* [OBJECTIVE]: Retype all the entries word for word, but omit the pictures.

▬▬▬

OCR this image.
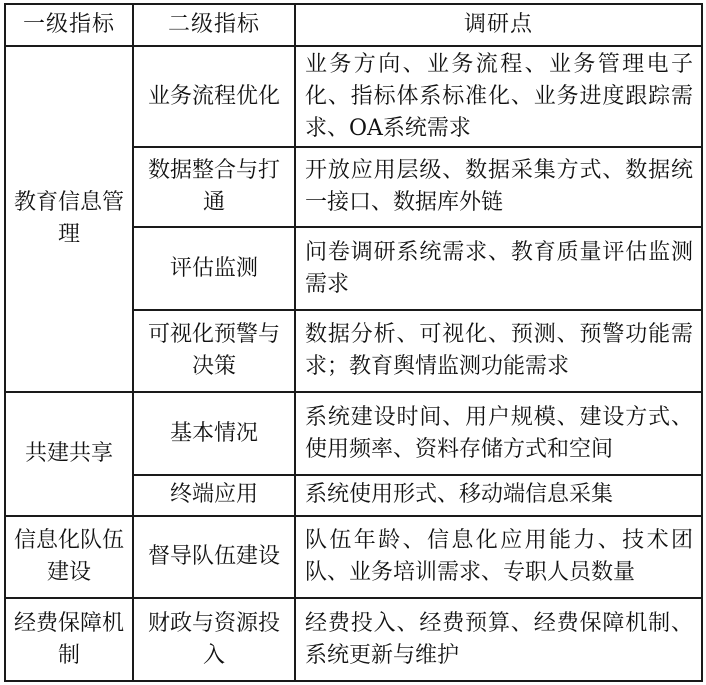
一级指标	二级指标	调研点
教育信息管理	业务流程优化	业务方向、业务流程、业务管理电子化、指标体系标准化、业务进度跟踪需求、OA系统需求
	数据整合与打通	开放应用层级、数据采集方式、数据统一接口、数据库外链
	评估监测	问卷调研系统需求、教育质量评估监测需求
	可视化预警与决策	数据分析、可视化、预测、预警功能需求；教育舆情监测功能需求
共建共享	基本情况	系统建设时间、用户规模、建设方式、使用频率、资料存储方式和空间
	终端应用	系统使用形式、移动端信息采集
信息化队伍建设	督导队伍建设	队伍年龄、信息化应用能力、技术团队、业务培训需求、专职人员数量
经费保障机制	财政与资源投入	经费投入、经费预算、经费保障机制、系统更新与维护
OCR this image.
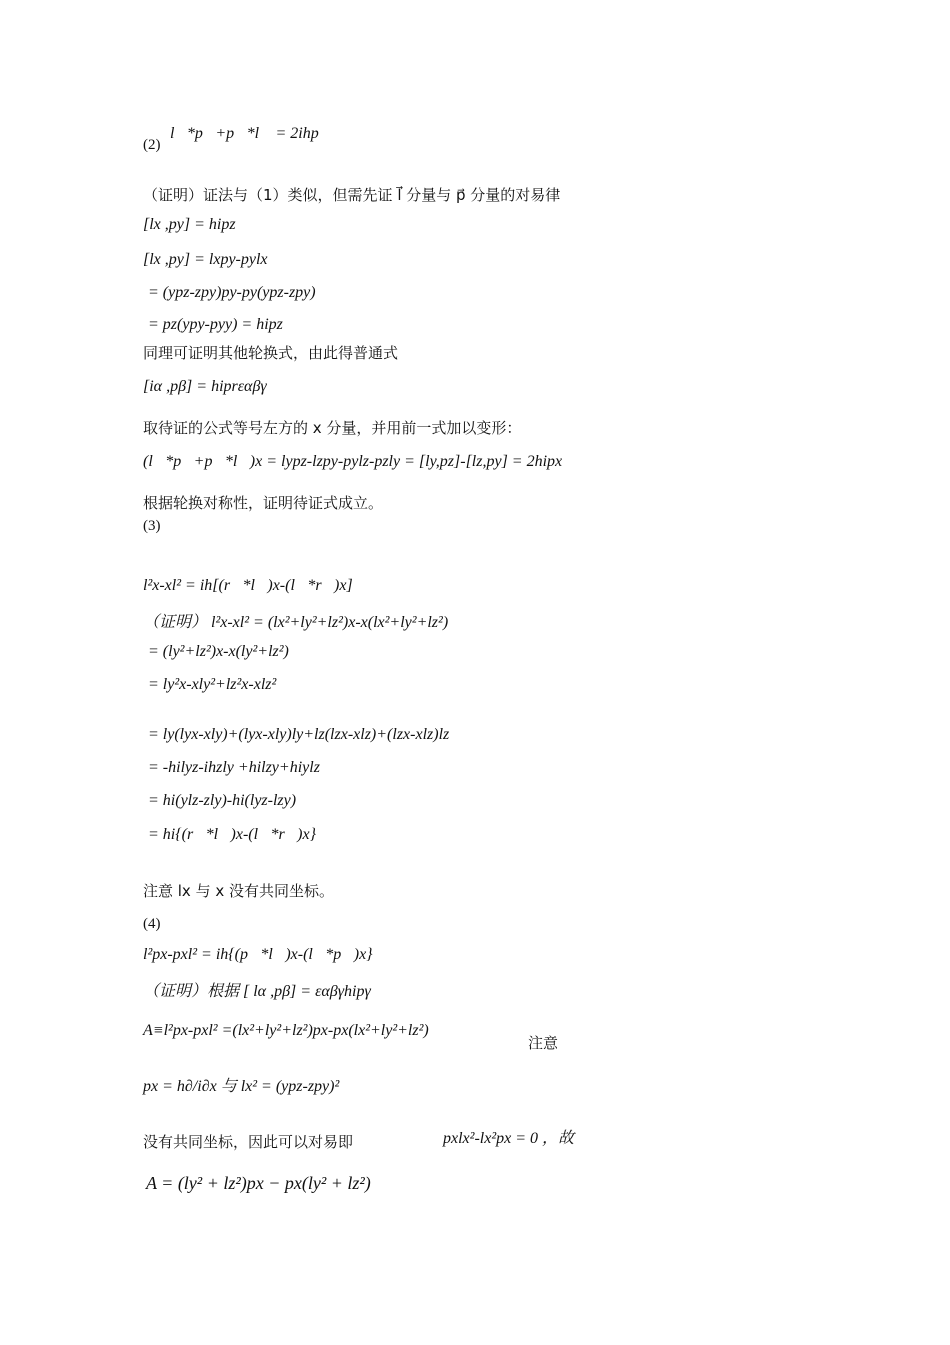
(2)
l⃗*p⃗+p⃗*l⃗ = 2ihp⃗
（证明）证法与（1）类似，但需先证 l⃗ 分量与 p⃗ 分量的对易律
[lx ,py] = hipz
[lx ,py] = lxpy-pylx
= (ypz-zpy)py-py(ypz-zpy)
= pz(ypy-pyy) = hipz
同理可证明其他轮换式，由此得普通式
[iα ,pβ] = hiprεαβγ
取待证的公式等号左方的 x 分量，并用前一式加以变形：
(l⃗*p⃗+p⃗*l⃗)x = lypz-lzpy-pylz-pzly = [ly,pz]-[lz,py] = 2hipx
根据轮换对称性，证明待证式成立。
(3)
l²x-xl² = ih[(r⃗*l⃗)x-(l⃗*r⃗)x]
（证明） l²x-xl² = (lx²+ly²+lz²)x-x(lx²+ly²+lz²)
= (ly²+lz²)x-x(ly²+lz²)
= ly²x-xly²+lz²x-xlz²
= ly(lyx-xly)+(lyx-xly)ly+lz(lzx-xlz)+(lzx-xlz)lz
= -hilyz-ihzly +hilzy+hiylz
= hi(ylz-zly)-hi(lyz-lzy)
= hi{(r⃗*l⃗)x-(l⃗*r⃗)x}
注意 lx 与 x 没有共同坐标。
(4)
l²px-pxl² = ih{(p⃗*l⃗)x-(l⃗*p⃗)x}
（证明）根据 [ lα ,pβ] = εαβγhipγ
A≡l²px-pxl² =(lx²+ly²+lz²)px-px(lx²+ly²+lz²)
注意
px = h∂/i∂x 与 lx² = (ypz-zpy)²
没有共同坐标，因此可以对易即	pxlx²-lx²px = 0 ，故
A = (ly² + lz²)px − px(ly² + lz²)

▬▬▬

* [COMPLETE ANSWER]:
OCR this image.
一级指标	二级指标	调研点
教育信息管理	业务流程优化	业务方向、业务流程、业务管理电子化、指标体系标准化、业务进度跟踪需求、OA系统需求
	数据整合与打通	开放应用层级、数据采集方式、数据统一接口、数据库外链
	评估监测	问卷调研系统需求、教育质量评估监测需求
	可视化预警与决策	数据分析、可视化、预测、预警功能需求；教育舆情监测功能需求
共建共享	基本情况	系统建设时间、用户规模、建设方式、使用频率、资料存储方式和空间
	终端应用	系统使用形式、移动端信息采集
信息化队伍建设	督导队伍建设	队伍年龄、信息化应用能力、技术团队、业务培训需求、专职人员数量
经费保障机制	财政与资源投入	经费投入、经费预算、经费保障机制、系统更新与维护
OCR this image.
(2)
l⃗*p⃗+p⃗*l⃗ = 2ihp⃗
（证明）证法与（1）类似，但需先证 l⃗ 分量与 p⃗ 分量的对易律
[lx ,py] = hipz
[lx ,py] = lxpy-pylx
= (ypz-zpy)py-py(ypz-zpy)
= pz(ypy-pyy) = hipz
同理可证明其他轮换式，由此得普通式
[iα ,pβ] = hiprεαβγ
取待证的公式等号左方的 x 分量，并用前一式加以变形：
(l⃗*p⃗+p⃗*l⃗)x = lypz-lzpy-pylz-pzly = [ly,pz]-[lz,py] = 2hipx
根据轮换对称性，证明待证式成立。
(3)
l²x-xl² = ih[(r⃗*l⃗)x-(l⃗*r⃗)x]
（证明） l²x-xl² = (lx²+ly²+lz²)x-x(lx²+ly²+lz²)
= (ly²+lz²)x-x(ly²+lz²)
= ly²x-xly²+lz²x-xlz²
= ly(lyx-xly)+(lyx-xly)ly+lz(lzx-xlz)+(lzx-xlz)lz
= -hilyz-ihzly +hilzy+hiylz
= hi(ylz-zly)-hi(lyz-lzy)
= hi{(r⃗*l⃗)x-(l⃗*r⃗)x}
注意 lx 与 x 没有共同坐标。
(4)
l²px-pxl² = ih{(p⃗*l⃗)x-(l⃗*p⃗)x}
（证明）根据 [ lα ,pβ] = εαβγhipγ
A≡l²px-pxl² =(lx²+ly²+lz²)px-px(lx²+ly²+lz²)
注意
px = h∂/i∂x 与 lx² = (ypz-zpy)²
没有共同坐标，因此可以对易即	pxlx²-lx²px = 0 ，故
A = (ly² + lz²)px − px(ly² + lz²)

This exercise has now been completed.